**BRIEF**
Swap "tile" for "card" in the records from the first line through the line containing "layout-grid-icon — [284, 42, 319, 76]", leaving everything else unchanged. Give back only those lines.

--- Begin ---

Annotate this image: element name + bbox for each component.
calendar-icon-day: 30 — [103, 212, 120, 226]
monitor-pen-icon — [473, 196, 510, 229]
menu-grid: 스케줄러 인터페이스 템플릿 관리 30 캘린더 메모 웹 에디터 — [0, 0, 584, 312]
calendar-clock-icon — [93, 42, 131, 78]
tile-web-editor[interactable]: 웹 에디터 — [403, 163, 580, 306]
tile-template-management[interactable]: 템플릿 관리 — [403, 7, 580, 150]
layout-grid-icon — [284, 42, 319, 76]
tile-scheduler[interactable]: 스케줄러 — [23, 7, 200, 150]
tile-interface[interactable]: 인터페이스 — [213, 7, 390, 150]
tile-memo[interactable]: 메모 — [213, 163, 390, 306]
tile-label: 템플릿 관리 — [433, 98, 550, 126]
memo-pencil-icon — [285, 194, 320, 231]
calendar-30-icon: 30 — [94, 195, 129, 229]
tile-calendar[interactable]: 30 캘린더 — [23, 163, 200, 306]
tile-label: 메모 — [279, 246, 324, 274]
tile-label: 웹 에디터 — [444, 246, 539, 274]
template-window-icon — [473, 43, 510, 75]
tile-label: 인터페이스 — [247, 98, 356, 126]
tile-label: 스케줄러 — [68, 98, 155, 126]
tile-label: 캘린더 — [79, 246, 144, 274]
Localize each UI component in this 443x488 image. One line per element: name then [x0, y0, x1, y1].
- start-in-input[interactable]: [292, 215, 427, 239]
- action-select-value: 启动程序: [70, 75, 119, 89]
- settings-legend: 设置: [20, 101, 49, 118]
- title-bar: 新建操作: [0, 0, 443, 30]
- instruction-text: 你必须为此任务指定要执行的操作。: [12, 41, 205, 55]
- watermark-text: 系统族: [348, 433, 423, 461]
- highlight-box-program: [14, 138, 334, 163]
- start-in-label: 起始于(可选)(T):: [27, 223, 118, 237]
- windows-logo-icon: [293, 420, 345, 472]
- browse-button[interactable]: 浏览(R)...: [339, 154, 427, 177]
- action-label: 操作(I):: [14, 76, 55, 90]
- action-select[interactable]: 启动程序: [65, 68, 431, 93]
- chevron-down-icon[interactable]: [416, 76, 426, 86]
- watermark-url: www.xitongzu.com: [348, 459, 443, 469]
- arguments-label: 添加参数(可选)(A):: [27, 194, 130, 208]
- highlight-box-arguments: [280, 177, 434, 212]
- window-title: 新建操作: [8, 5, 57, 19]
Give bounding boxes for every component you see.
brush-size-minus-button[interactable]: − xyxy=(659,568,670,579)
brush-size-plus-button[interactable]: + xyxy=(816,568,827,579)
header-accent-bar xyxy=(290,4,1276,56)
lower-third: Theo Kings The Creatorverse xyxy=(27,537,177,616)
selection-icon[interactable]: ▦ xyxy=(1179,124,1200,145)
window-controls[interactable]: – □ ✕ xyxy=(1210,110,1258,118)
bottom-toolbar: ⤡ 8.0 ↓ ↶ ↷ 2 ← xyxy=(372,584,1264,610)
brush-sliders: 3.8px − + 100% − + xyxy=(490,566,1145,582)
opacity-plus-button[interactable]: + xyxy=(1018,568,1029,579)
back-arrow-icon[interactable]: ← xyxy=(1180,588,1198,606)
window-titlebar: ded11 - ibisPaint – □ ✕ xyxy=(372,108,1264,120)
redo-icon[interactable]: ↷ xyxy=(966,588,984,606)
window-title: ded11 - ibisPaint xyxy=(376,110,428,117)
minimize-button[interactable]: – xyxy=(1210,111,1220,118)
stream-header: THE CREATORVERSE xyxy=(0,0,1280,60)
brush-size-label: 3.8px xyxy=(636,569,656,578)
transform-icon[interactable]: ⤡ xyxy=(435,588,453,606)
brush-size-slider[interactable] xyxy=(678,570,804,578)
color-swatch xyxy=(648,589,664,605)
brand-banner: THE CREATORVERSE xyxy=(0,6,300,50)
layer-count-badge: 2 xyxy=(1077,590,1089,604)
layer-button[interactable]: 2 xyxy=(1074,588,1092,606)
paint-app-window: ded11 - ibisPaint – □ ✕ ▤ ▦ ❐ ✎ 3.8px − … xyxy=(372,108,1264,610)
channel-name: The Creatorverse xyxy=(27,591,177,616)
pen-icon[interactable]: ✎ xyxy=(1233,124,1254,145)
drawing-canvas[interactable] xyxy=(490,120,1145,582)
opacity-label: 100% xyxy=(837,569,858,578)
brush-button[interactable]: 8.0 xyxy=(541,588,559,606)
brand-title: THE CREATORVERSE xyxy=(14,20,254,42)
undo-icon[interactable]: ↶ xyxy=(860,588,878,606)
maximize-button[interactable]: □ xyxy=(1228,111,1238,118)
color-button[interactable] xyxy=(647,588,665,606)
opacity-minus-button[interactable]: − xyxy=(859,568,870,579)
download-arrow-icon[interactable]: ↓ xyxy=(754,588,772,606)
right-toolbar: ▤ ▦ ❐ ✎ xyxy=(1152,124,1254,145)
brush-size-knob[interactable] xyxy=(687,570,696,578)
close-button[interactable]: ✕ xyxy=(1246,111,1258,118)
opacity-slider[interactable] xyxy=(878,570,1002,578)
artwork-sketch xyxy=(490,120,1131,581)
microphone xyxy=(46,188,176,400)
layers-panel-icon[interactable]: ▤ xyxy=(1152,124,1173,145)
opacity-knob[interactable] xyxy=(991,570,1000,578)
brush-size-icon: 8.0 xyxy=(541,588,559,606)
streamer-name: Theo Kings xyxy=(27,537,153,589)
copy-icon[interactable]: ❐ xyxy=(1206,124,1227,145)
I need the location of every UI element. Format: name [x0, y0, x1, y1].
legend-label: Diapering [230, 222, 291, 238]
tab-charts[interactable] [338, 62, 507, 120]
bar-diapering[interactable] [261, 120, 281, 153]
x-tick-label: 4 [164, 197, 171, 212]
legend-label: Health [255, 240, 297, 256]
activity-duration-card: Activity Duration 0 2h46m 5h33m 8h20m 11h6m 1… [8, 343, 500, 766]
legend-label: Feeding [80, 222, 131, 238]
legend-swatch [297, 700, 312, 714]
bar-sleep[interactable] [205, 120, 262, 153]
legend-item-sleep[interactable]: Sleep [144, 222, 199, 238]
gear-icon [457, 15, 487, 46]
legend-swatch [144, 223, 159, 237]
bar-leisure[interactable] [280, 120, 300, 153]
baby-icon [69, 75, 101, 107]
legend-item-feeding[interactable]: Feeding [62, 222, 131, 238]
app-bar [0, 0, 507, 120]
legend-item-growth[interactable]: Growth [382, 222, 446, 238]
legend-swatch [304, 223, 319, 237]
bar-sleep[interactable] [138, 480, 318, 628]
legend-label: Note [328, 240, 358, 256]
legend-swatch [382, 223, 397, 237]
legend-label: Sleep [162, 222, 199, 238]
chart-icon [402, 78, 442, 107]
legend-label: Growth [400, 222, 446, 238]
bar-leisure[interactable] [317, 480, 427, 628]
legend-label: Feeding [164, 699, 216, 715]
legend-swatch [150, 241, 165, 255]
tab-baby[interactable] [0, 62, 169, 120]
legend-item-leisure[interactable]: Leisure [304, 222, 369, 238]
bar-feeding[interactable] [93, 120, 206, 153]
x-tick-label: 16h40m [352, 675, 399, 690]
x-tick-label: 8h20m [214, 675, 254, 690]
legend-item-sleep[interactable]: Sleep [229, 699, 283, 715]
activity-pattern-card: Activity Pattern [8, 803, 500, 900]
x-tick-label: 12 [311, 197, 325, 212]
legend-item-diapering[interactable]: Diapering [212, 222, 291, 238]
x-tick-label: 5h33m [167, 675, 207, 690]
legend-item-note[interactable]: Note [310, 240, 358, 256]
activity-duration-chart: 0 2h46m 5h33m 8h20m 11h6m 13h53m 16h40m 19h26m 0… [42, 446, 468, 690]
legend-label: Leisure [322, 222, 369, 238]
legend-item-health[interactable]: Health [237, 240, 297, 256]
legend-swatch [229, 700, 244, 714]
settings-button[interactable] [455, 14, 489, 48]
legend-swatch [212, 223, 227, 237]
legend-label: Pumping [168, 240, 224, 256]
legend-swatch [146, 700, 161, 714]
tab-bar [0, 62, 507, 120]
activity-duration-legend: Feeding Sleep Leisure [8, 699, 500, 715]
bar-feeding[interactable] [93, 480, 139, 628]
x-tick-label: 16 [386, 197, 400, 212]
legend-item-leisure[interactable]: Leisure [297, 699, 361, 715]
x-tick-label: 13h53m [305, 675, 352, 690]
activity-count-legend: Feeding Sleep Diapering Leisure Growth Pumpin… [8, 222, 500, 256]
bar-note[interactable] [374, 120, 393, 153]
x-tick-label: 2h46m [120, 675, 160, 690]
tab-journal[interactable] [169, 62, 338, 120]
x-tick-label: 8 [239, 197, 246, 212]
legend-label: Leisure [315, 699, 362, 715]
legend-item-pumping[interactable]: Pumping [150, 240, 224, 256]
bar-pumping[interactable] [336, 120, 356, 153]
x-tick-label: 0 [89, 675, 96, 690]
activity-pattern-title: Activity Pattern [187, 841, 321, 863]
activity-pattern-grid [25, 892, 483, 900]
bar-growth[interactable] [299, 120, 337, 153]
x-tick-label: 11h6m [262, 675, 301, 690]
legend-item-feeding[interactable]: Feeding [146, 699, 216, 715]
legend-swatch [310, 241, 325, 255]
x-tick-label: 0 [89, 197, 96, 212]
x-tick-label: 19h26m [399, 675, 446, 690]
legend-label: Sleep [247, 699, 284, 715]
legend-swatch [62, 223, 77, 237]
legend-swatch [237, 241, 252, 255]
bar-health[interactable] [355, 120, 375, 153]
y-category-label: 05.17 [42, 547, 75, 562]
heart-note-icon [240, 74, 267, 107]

--- End ---

**ANSWER TO THE EXERCISE**
Annotate this image: element name + bbox for each component.
calendar-icon-day: 30 — [103, 212, 120, 226]
monitor-pen-icon — [473, 196, 510, 229]
menu-grid: 스케줄러 인터페이스 템플릿 관리 30 캘린더 메모 웹 에디터 — [0, 0, 584, 312]
calendar-clock-icon — [93, 42, 131, 78]
card-web-editor[interactable]: 웹 에디터 — [403, 163, 580, 306]
card-template-management[interactable]: 템플릿 관리 — [403, 7, 580, 150]
layout-grid-icon — [284, 42, 319, 76]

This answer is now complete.